Task prompt:
Repeat the material below exactly, line for line.

Material supplied:
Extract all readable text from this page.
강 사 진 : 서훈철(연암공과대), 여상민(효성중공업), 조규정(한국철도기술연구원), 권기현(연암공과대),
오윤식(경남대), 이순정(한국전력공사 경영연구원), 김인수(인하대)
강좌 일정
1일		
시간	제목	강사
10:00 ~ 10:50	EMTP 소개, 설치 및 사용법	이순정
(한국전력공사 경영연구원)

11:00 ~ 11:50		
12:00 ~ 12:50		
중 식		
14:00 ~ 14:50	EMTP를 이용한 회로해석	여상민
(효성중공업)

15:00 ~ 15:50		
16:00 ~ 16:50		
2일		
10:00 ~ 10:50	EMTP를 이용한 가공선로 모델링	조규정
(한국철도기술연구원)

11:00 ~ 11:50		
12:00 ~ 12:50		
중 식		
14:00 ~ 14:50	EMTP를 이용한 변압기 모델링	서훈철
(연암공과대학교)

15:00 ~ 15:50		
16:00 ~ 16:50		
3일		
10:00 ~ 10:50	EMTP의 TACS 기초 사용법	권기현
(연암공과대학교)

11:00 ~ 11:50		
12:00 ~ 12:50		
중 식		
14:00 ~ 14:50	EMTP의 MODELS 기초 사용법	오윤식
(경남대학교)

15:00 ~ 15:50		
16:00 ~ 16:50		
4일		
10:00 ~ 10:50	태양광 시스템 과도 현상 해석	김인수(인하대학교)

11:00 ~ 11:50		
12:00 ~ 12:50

Solution for this exercise:
Extract all readable text from this page.
강 사 진 : 서훈철(연암공과대), 여상민(효성중공업), 조규정(한국철도기술연구원), 권기현(연암공과대),
오윤식(경남대), 이순정(한국전력공사 경영연구원), 김인수(인하대)
강좌 일정
1일		
시간	제목	강사
10:00 ~ 10:50	EMTP 소개, 설치 및 사용법	이순정
(한국전력공사 경영연구원)

11:00 ~ 11:50		
12:00 ~ 12:50		
중 식		
14:00 ~ 14:50	EMTP를 이용한 회로해석	여상민
(효성중공업)

15:00 ~ 15:50		
16:00 ~ 16:50		
2일		
10:00 ~ 10:50	EMTP를 이용한 가공선로 모델링	조규정
(한국철도기술연구원)

11:00 ~ 11:50		
12:00 ~ 12:50		
중 식		
14:00 ~ 14:50	EMTP를 이용한 변압기 모델링	서훈철
(연암공과대학교)

15:00 ~ 15:50		
16:00 ~ 16:50		
3일		
10:00 ~ 10:50	EMTP의 TACS 기초 사용법	권기현
(연암공과대학교)

11:00 ~ 11:50		
12:00 ~ 12:50		
중 식		
14:00 ~ 14:50	EMTP의 MODELS 기초 사용법	오윤식
(경남대학교)

15:00 ~ 15:50		
16:00 ~ 16:50		
4일		
10:00 ~ 10:50	태양광 시스템 과도 현상 해석	김인수(인하대학교)

11:00 ~ 11:50		
12:00 ~ 12:50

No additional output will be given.